In the entries below, find the lines with the word "Journal" and copy them.
===== TASK INPUT =====
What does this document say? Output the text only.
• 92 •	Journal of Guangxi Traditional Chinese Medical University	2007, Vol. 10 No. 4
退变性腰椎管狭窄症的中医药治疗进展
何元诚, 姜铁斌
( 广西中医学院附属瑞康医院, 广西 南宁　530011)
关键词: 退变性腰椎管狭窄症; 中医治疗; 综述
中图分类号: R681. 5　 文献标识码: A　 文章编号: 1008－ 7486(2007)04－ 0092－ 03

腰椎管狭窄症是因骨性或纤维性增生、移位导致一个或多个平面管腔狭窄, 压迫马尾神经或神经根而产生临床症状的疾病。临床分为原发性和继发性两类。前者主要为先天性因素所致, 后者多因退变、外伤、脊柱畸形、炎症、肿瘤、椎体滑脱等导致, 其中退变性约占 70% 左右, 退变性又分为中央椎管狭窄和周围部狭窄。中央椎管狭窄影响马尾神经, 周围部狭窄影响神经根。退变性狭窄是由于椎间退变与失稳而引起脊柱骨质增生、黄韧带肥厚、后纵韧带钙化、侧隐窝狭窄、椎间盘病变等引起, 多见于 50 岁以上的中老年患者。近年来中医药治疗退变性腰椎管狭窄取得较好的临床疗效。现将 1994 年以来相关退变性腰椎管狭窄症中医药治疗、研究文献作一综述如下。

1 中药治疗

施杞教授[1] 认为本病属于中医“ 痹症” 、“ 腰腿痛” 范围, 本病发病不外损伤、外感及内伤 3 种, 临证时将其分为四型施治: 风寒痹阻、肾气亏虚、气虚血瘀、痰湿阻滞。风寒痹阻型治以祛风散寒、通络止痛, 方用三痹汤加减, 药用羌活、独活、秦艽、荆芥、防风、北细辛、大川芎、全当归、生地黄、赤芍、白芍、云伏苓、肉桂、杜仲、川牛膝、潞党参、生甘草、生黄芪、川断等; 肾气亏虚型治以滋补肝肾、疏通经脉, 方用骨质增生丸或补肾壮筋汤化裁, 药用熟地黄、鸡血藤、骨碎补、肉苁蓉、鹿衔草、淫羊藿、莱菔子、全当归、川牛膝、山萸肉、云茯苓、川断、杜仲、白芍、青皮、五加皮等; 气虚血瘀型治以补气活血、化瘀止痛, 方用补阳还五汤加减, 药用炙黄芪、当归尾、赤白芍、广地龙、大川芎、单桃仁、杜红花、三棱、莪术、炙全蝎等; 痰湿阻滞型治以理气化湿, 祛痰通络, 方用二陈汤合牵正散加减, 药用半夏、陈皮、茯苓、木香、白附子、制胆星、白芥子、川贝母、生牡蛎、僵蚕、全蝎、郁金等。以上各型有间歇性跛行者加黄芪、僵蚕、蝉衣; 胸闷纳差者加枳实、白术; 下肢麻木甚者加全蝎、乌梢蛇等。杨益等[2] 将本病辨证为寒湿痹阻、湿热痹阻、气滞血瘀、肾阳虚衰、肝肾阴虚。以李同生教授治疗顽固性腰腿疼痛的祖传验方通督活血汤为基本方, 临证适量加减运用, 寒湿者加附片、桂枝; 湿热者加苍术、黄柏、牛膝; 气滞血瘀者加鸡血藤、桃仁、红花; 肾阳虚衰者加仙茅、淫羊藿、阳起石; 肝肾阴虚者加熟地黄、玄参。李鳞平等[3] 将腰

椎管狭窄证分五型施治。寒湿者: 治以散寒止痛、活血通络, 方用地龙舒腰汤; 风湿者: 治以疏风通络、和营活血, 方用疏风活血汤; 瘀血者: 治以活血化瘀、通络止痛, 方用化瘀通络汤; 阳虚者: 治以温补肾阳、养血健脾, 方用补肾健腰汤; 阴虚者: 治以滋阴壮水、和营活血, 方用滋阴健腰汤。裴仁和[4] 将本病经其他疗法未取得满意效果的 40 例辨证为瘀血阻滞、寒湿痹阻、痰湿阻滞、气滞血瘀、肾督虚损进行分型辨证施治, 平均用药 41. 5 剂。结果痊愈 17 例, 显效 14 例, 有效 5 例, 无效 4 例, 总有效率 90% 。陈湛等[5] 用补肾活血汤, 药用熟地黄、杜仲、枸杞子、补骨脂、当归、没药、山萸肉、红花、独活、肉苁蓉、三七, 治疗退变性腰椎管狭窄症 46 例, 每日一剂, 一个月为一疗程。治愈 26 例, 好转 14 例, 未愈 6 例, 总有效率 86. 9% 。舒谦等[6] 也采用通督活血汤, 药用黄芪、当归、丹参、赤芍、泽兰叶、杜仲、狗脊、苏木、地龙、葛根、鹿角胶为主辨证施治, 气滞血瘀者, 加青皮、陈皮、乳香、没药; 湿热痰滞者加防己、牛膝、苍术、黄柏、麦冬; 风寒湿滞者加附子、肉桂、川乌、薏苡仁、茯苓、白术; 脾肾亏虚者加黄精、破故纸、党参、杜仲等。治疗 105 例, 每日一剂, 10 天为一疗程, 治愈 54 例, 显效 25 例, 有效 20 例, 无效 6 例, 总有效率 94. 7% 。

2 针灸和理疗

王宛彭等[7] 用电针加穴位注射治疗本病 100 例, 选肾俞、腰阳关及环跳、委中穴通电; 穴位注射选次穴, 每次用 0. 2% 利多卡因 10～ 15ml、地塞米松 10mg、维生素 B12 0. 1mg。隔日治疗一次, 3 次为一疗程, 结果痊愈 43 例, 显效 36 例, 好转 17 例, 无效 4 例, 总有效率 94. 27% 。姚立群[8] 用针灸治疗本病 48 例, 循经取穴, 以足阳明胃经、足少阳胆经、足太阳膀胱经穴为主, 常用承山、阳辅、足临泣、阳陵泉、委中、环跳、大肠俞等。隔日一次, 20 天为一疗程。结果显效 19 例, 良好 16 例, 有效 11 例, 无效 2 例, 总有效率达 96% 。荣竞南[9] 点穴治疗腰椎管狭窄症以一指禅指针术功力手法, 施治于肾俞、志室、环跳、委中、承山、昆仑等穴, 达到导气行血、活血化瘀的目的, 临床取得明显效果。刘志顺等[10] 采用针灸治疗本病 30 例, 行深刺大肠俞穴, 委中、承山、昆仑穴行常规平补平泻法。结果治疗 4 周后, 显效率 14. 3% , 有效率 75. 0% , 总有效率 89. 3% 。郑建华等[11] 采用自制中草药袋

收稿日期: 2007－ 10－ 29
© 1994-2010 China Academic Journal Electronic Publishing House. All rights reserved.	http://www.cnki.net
=====
▸ OUTPUT FOR THIS TASK:
• 92 •	Journal of Guangxi Traditional Chinese Medical University	2007, Vol. 10 No. 4
© 1994-2010 China Academic Journal Electronic Publishing House. All rights reserved.	http://www.cnki.net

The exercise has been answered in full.